# Exercise
Repeat all the material exactly; pictures stay out of your copy.

========

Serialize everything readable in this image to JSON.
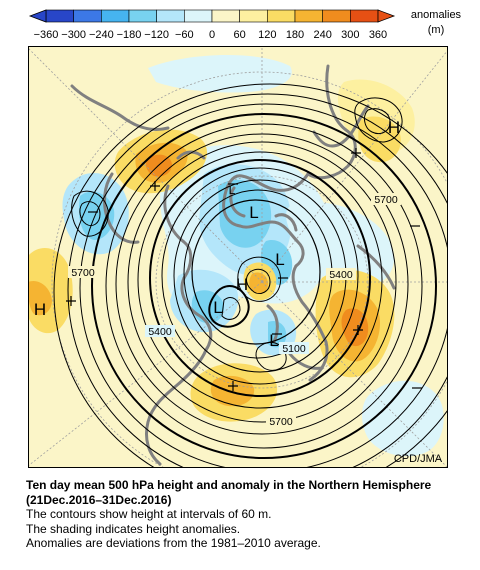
{
  "colorbar": {
    "ticks": [
      "−360",
      "−300",
      "−240",
      "−180",
      "−120",
      "−60",
      "0",
      "60",
      "120",
      "180",
      "240",
      "300",
      "360"
    ],
    "colors": [
      "#2846c8",
      "#3c78e6",
      "#46b4f0",
      "#78d2f0",
      "#b4e6fa",
      "#dcf5fa",
      "#fbf5c8",
      "#fdf0a0",
      "#fadc64",
      "#f5b432",
      "#f08c1e",
      "#e65014"
    ],
    "title": "anomalies",
    "unit": "(m)"
  },
  "map": {
    "contour_labels": [
      "5700",
      "5700",
      "5700",
      "5400",
      "5400",
      "5100"
    ],
    "centers": [
      "H",
      "H",
      "H",
      "L",
      "L",
      "L",
      "L",
      "L"
    ],
    "credit": "CPD/JMA"
  },
  "caption": {
    "title": "Ten day mean 500 hPa height and anomaly in the Northern Hemisphere (21Dec.2016–31Dec.2016)",
    "lines": [
      "The contours show height at intervals of 60 m.",
      "The shading indicates height anomalies.",
      "Anomalies are deviations from the 1981–2010 average."
    ]
  },
  "colors": {
    "background": "#fbf5c8",
    "land_outline": "#808080",
    "contour": "#000000"
  }
}
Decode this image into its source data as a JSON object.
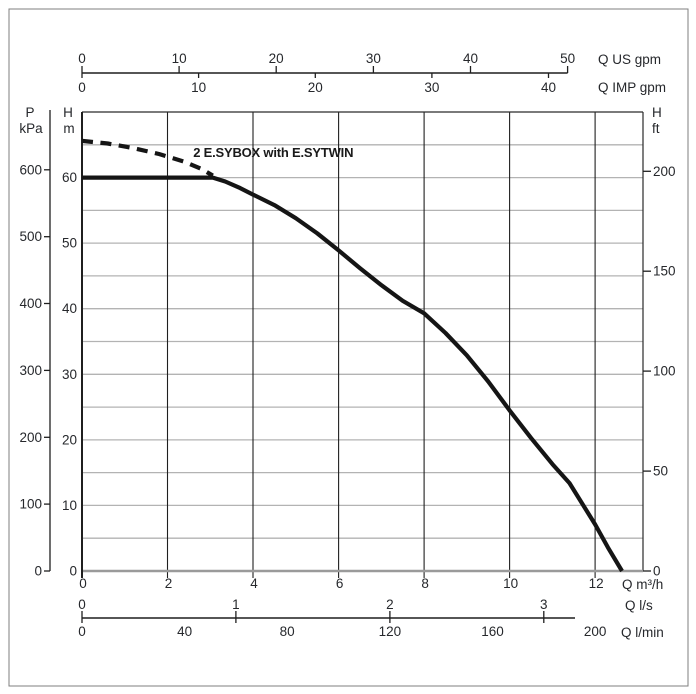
{
  "page": {
    "background": "#ffffff",
    "border_color": "#7f7f7f"
  },
  "colors": {
    "text": "#26282c",
    "grid_gray": "#b3b3b3",
    "baseline_gray": "#9a9a9a",
    "axis_black": "#1f1f1f",
    "curve_black": "#151515"
  },
  "chart_data": {
    "type": "line",
    "title": "",
    "annotation": {
      "text": "2 E.SYBOX with E.SYTWIN",
      "anchor_m3h_m": [
        2.6,
        63.1
      ]
    },
    "x_range_m3h": [
      0,
      13.12
    ],
    "y_range_m": [
      0,
      70
    ],
    "grid": {
      "horizontal_step_m": 5,
      "vertical_step_m3h": 2
    },
    "x_axes": [
      {
        "id": "q_m3h",
        "unit_label": "Q m³/h",
        "ticks": [
          0,
          2,
          4,
          6,
          8,
          10,
          12
        ],
        "to_m3h": 1,
        "position": "bottom-frame"
      },
      {
        "id": "q_ls",
        "unit_label": "Q l/s",
        "ticks": [
          0,
          1,
          2,
          3
        ],
        "to_m3h": 3.6,
        "position": "bottom-shared"
      },
      {
        "id": "q_lmin",
        "unit_label": "Q l/min",
        "ticks": [
          0,
          40,
          80,
          120,
          160,
          200
        ],
        "to_m3h": 0.06,
        "position": "bottom-shared"
      },
      {
        "id": "q_us_gpm",
        "unit_label": "Q US gpm",
        "ticks": [
          0,
          10,
          20,
          30,
          40,
          50
        ],
        "to_m3h": 0.227125,
        "position": "top"
      },
      {
        "id": "q_imp_gpm",
        "unit_label": "Q IMP gpm",
        "ticks": [
          0,
          10,
          20,
          30,
          40
        ],
        "to_m3h": 0.272766,
        "position": "top"
      }
    ],
    "y_axes": [
      {
        "id": "p_kpa",
        "header": [
          "P",
          "kPa"
        ],
        "ticks": [
          0,
          100,
          200,
          300,
          400,
          500,
          600
        ],
        "to_m": 0.10197,
        "position": "far-left"
      },
      {
        "id": "h_m",
        "header": [
          "H",
          "m"
        ],
        "ticks": [
          0,
          10,
          20,
          30,
          40,
          50,
          60
        ],
        "to_m": 1,
        "position": "left"
      },
      {
        "id": "h_ft",
        "header": [
          "H",
          "ft"
        ],
        "ticks": [
          0,
          50,
          100,
          150,
          200
        ],
        "to_m": 0.3048,
        "position": "right"
      }
    ],
    "series": [
      {
        "id": "curve-solid",
        "style": "solid",
        "points_m3h_m": [
          [
            0,
            60
          ],
          [
            3.06,
            60
          ],
          [
            3.35,
            59.4
          ],
          [
            3.7,
            58.4
          ],
          [
            4,
            57.4
          ],
          [
            4.5,
            55.8
          ],
          [
            5,
            53.8
          ],
          [
            5.5,
            51.5
          ],
          [
            6,
            48.9
          ],
          [
            6.5,
            46.2
          ],
          [
            7,
            43.6
          ],
          [
            7.5,
            41.2
          ],
          [
            8,
            39.3
          ],
          [
            8.5,
            36.3
          ],
          [
            9,
            32.9
          ],
          [
            9.5,
            28.9
          ],
          [
            10,
            24.5
          ],
          [
            10.5,
            20.3
          ],
          [
            11,
            16.3
          ],
          [
            11.4,
            13.4
          ],
          [
            12,
            7.1
          ],
          [
            12.3,
            3.6
          ],
          [
            12.63,
            0
          ]
        ]
      },
      {
        "id": "curve-dashed",
        "style": "dashed",
        "points_m3h_m": [
          [
            0,
            65.6
          ],
          [
            0.6,
            65.2
          ],
          [
            1.2,
            64.5
          ],
          [
            1.8,
            63.6
          ],
          [
            2.4,
            62.4
          ],
          [
            2.8,
            61.3
          ],
          [
            3.06,
            60.3
          ]
        ]
      }
    ]
  }
}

========

# Answer to the task
Serialize everything readable in this image to JSON.
{
  "colorbar": {
    "ticks": [
      "−360",
      "−300",
      "−240",
      "−180",
      "−120",
      "−60",
      "0",
      "60",
      "120",
      "180",
      "240",
      "300",
      "360"
    ],
    "colors": [
      "#2846c8",
      "#3c78e6",
      "#46b4f0",
      "#78d2f0",
      "#b4e6fa",
      "#dcf5fa",
      "#fbf5c8",
      "#fdf0a0",
      "#fadc64",
      "#f5b432",
      "#f08c1e",
      "#e65014"
    ],
    "title": "anomalies",
    "unit": "(m)"
  },
  "map": {
    "contour_labels": [
      "5700",
      "5700",
      "5700",
      "5400",
      "5400",
      "5100"
    ],
    "centers": [
      "H",
      "H",
      "H",
      "L",
      "L",
      "L",
      "L",
      "L"
    ],
    "credit": "CPD/JMA"
  },
  "caption": {
    "title": "Ten day mean 500 hPa height and anomaly in the Northern Hemisphere (21Dec.2016–31Dec.2016)",
    "lines": [
      "The contours show height at intervals of 60 m.",
      "The shading indicates height anomalies.",
      "Anomalies are deviations from the 1981–2010 average."
    ]
  },
  "colors": {
    "background": "#fbf5c8",
    "land_outline": "#808080",
    "contour": "#000000"
  }
}
Decode this image into its source data as a JSON object.
{
  "page": {
    "background": "#ffffff",
    "border_color": "#7f7f7f"
  },
  "colors": {
    "text": "#26282c",
    "grid_gray": "#b3b3b3",
    "baseline_gray": "#9a9a9a",
    "axis_black": "#1f1f1f",
    "curve_black": "#151515"
  },
  "chart_data": {
    "type": "line",
    "title": "",
    "annotation": {
      "text": "2 E.SYBOX with E.SYTWIN",
      "anchor_m3h_m": [
        2.6,
        63.1
      ]
    },
    "x_range_m3h": [
      0,
      13.12
    ],
    "y_range_m": [
      0,
      70
    ],
    "grid": {
      "horizontal_step_m": 5,
      "vertical_step_m3h": 2
    },
    "x_axes": [
      {
        "id": "q_m3h",
        "unit_label": "Q m³/h",
        "ticks": [
          0,
          2,
          4,
          6,
          8,
          10,
          12
        ],
        "to_m3h": 1,
        "position": "bottom-frame"
      },
      {
        "id": "q_ls",
        "unit_label": "Q l/s",
        "ticks": [
          0,
          1,
          2,
          3
        ],
        "to_m3h": 3.6,
        "position": "bottom-shared"
      },
      {
        "id": "q_lmin",
        "unit_label": "Q l/min",
        "ticks": [
          0,
          40,
          80,
          120,
          160,
          200
        ],
        "to_m3h": 0.06,
        "position": "bottom-shared"
      },
      {
        "id": "q_us_gpm",
        "unit_label": "Q US gpm",
        "ticks": [
          0,
          10,
          20,
          30,
          40,
          50
        ],
        "to_m3h": 0.227125,
        "position": "top"
      },
      {
        "id": "q_imp_gpm",
        "unit_label": "Q IMP gpm",
        "ticks": [
          0,
          10,
          20,
          30,
          40
        ],
        "to_m3h": 0.272766,
        "position": "top"
      }
    ],
    "y_axes": [
      {
        "id": "p_kpa",
        "header": [
          "P",
          "kPa"
        ],
        "ticks": [
          0,
          100,
          200,
          300,
          400,
          500,
          600
        ],
        "to_m": 0.10197,
        "position": "far-left"
      },
      {
        "id": "h_m",
        "header": [
          "H",
          "m"
        ],
        "ticks": [
          0,
          10,
          20,
          30,
          40,
          50,
          60
        ],
        "to_m": 1,
        "position": "left"
      },
      {
        "id": "h_ft",
        "header": [
          "H",
          "ft"
        ],
        "ticks": [
          0,
          50,
          100,
          150,
          200
        ],
        "to_m": 0.3048,
        "position": "right"
      }
    ],
    "series": [
      {
        "id": "curve-solid",
        "style": "solid",
        "points_m3h_m": [
          [
            0,
            60
          ],
          [
            3.06,
            60
          ],
          [
            3.35,
            59.4
          ],
          [
            3.7,
            58.4
          ],
          [
            4,
            57.4
          ],
          [
            4.5,
            55.8
          ],
          [
            5,
            53.8
          ],
          [
            5.5,
            51.5
          ],
          [
            6,
            48.9
          ],
          [
            6.5,
            46.2
          ],
          [
            7,
            43.6
          ],
          [
            7.5,
            41.2
          ],
          [
            8,
            39.3
          ],
          [
            8.5,
            36.3
          ],
          [
            9,
            32.9
          ],
          [
            9.5,
            28.9
          ],
          [
            10,
            24.5
          ],
          [
            10.5,
            20.3
          ],
          [
            11,
            16.3
          ],
          [
            11.4,
            13.4
          ],
          [
            12,
            7.1
          ],
          [
            12.3,
            3.6
          ],
          [
            12.63,
            0
          ]
        ]
      },
      {
        "id": "curve-dashed",
        "style": "dashed",
        "points_m3h_m": [
          [
            0,
            65.6
          ],
          [
            0.6,
            65.2
          ],
          [
            1.2,
            64.5
          ],
          [
            1.8,
            63.6
          ],
          [
            2.4,
            62.4
          ],
          [
            2.8,
            61.3
          ],
          [
            3.06,
            60.3
          ]
        ]
      }
    ]
  }
}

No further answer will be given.